— BEGIN Supplied material —
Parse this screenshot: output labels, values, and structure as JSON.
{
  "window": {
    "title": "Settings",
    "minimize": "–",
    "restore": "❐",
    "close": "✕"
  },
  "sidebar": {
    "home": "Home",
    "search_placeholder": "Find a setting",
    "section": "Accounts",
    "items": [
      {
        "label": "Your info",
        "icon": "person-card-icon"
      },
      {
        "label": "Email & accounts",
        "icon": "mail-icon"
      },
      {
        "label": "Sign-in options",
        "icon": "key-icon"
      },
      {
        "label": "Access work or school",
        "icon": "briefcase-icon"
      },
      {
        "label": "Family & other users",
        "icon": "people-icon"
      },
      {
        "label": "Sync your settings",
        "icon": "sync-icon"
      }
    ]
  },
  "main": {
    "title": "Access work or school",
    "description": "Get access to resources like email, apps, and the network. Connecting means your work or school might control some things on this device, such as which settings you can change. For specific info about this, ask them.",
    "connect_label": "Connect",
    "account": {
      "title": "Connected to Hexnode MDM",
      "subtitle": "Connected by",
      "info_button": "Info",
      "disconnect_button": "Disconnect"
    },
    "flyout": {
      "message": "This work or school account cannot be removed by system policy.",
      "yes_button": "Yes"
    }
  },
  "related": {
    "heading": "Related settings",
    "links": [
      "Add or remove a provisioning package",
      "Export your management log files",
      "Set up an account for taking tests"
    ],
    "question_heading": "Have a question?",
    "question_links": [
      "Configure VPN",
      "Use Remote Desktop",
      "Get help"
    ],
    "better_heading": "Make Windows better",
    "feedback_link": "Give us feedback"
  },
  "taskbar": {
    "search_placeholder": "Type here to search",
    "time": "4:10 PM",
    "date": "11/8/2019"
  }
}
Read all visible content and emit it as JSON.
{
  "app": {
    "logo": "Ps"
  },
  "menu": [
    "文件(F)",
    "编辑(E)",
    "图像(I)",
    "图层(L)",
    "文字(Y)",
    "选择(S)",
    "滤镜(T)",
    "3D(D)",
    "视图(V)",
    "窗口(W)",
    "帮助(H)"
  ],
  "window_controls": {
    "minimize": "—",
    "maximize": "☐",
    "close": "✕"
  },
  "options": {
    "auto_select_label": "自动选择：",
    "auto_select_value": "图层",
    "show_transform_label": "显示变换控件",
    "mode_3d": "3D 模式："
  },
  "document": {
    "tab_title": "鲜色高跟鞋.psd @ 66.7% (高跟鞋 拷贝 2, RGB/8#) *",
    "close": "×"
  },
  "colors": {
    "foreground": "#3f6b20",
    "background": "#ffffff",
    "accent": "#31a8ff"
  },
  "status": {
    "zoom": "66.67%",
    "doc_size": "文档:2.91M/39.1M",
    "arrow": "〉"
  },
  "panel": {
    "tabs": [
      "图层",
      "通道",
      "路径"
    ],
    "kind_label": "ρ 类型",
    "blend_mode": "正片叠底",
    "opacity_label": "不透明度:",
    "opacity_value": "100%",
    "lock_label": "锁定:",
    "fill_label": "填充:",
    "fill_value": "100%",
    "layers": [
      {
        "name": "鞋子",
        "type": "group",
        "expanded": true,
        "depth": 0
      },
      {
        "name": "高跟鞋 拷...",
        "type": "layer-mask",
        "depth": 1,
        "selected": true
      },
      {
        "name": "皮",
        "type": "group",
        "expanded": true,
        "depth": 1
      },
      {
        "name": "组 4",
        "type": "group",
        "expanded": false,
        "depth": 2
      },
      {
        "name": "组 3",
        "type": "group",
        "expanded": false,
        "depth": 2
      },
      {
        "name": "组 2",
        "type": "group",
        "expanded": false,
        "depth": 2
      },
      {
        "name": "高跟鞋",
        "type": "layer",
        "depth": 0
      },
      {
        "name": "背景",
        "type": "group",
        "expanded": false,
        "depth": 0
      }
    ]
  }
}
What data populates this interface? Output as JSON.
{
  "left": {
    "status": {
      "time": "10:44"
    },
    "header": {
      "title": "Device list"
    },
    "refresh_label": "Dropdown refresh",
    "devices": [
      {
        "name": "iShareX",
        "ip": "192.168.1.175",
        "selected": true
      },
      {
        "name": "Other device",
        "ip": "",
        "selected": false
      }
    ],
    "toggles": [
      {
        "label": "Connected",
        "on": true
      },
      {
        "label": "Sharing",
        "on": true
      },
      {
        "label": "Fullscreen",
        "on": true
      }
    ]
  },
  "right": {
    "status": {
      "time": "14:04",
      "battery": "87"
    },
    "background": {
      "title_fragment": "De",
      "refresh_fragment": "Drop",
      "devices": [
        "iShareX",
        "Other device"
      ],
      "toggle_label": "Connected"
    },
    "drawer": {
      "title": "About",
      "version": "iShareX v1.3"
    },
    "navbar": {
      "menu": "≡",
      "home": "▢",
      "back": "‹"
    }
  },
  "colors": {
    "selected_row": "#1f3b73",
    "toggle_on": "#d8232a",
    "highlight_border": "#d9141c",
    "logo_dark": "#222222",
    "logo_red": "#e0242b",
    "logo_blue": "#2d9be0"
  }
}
— END Supplied material —
§ Exercise directions
The listing above should be transcribed in full, exactly as written.

§ Written reply
Parse this screenshot: output labels, values, and structure as JSON.
{
  "window": {
    "title": "Settings",
    "minimize": "–",
    "restore": "❐",
    "close": "✕"
  },
  "sidebar": {
    "home": "Home",
    "search_placeholder": "Find a setting",
    "section": "Accounts",
    "items": [
      {
        "label": "Your info",
        "icon": "person-card-icon"
      },
      {
        "label": "Email & accounts",
        "icon": "mail-icon"
      },
      {
        "label": "Sign-in options",
        "icon": "key-icon"
      },
      {
        "label": "Access work or school",
        "icon": "briefcase-icon"
      },
      {
        "label": "Family & other users",
        "icon": "people-icon"
      },
      {
        "label": "Sync your settings",
        "icon": "sync-icon"
      }
    ]
  },
  "main": {
    "title": "Access work or school",
    "description": "Get access to resources like email, apps, and the network. Connecting means your work or school might control some things on this device, such as which settings you can change. For specific info about this, ask them.",
    "connect_label": "Connect",
    "account": {
      "title": "Connected to Hexnode MDM",
      "subtitle": "Connected by",
      "info_button": "Info",
      "disconnect_button": "Disconnect"
    },
    "flyout": {
      "message": "This work or school account cannot be removed by system policy.",
      "yes_button": "Yes"
    }
  },
  "related": {
    "heading": "Related settings",
    "links": [
      "Add or remove a provisioning package",
      "Export your management log files",
      "Set up an account for taking tests"
    ],
    "question_heading": "Have a question?",
    "question_links": [
      "Configure VPN",
      "Use Remote Desktop",
      "Get help"
    ],
    "better_heading": "Make Windows better",
    "feedback_link": "Give us feedback"
  },
  "taskbar": {
    "search_placeholder": "Type here to search",
    "time": "4:10 PM",
    "date": "11/8/2019"
  }
}
Read all visible content and emit it as JSON.
{
  "app": {
    "logo": "Ps"
  },
  "menu": [
    "文件(F)",
    "编辑(E)",
    "图像(I)",
    "图层(L)",
    "文字(Y)",
    "选择(S)",
    "滤镜(T)",
    "3D(D)",
    "视图(V)",
    "窗口(W)",
    "帮助(H)"
  ],
  "window_controls": {
    "minimize": "—",
    "maximize": "☐",
    "close": "✕"
  },
  "options": {
    "auto_select_label": "自动选择：",
    "auto_select_value": "图层",
    "show_transform_label": "显示变换控件",
    "mode_3d": "3D 模式："
  },
  "document": {
    "tab_title": "鲜色高跟鞋.psd @ 66.7% (高跟鞋 拷贝 2, RGB/8#) *",
    "close": "×"
  },
  "colors": {
    "foreground": "#3f6b20",
    "background": "#ffffff",
    "accent": "#31a8ff"
  },
  "status": {
    "zoom": "66.67%",
    "doc_size": "文档:2.91M/39.1M",
    "arrow": "〉"
  },
  "panel": {
    "tabs": [
      "图层",
      "通道",
      "路径"
    ],
    "kind_label": "ρ 类型",
    "blend_mode": "正片叠底",
    "opacity_label": "不透明度:",
    "opacity_value": "100%",
    "lock_label": "锁定:",
    "fill_label": "填充:",
    "fill_value": "100%",
    "layers": [
      {
        "name": "鞋子",
        "type": "group",
        "expanded": true,
        "depth": 0
      },
      {
        "name": "高跟鞋 拷...",
        "type": "layer-mask",
        "depth": 1,
        "selected": true
      },
      {
        "name": "皮",
        "type": "group",
        "expanded": true,
        "depth": 1
      },
      {
        "name": "组 4",
        "type": "group",
        "expanded": false,
        "depth": 2
      },
      {
        "name": "组 3",
        "type": "group",
        "expanded": false,
        "depth": 2
      },
      {
        "name": "组 2",
        "type": "group",
        "expanded": false,
        "depth": 2
      },
      {
        "name": "高跟鞋",
        "type": "layer",
        "depth": 0
      },
      {
        "name": "背景",
        "type": "group",
        "expanded": false,
        "depth": 0
      }
    ]
  }
}
What data populates this interface? Output as JSON.
{
  "left": {
    "status": {
      "time": "10:44"
    },
    "header": {
      "title": "Device list"
    },
    "refresh_label": "Dropdown refresh",
    "devices": [
      {
        "name": "iShareX",
        "ip": "192.168.1.175",
        "selected": true
      },
      {
        "name": "Other device",
        "ip": "",
        "selected": false
      }
    ],
    "toggles": [
      {
        "label": "Connected",
        "on": true
      },
      {
        "label": "Sharing",
        "on": true
      },
      {
        "label": "Fullscreen",
        "on": true
      }
    ]
  },
  "right": {
    "status": {
      "time": "14:04",
      "battery": "87"
    },
    "background": {
      "title_fragment": "De",
      "refresh_fragment": "Drop",
      "devices": [
        "iShareX",
        "Other device"
      ],
      "toggle_label": "Connected"
    },
    "drawer": {
      "title": "About",
      "version": "iShareX v1.3"
    },
    "navbar": {
      "menu": "≡",
      "home": "▢",
      "back": "‹"
    }
  },
  "colors": {
    "selected_row": "#1f3b73",
    "toggle_on": "#d8232a",
    "highlight_border": "#d9141c",
    "logo_dark": "#222222",
    "logo_red": "#e0242b",
    "logo_blue": "#2d9be0"
  }
}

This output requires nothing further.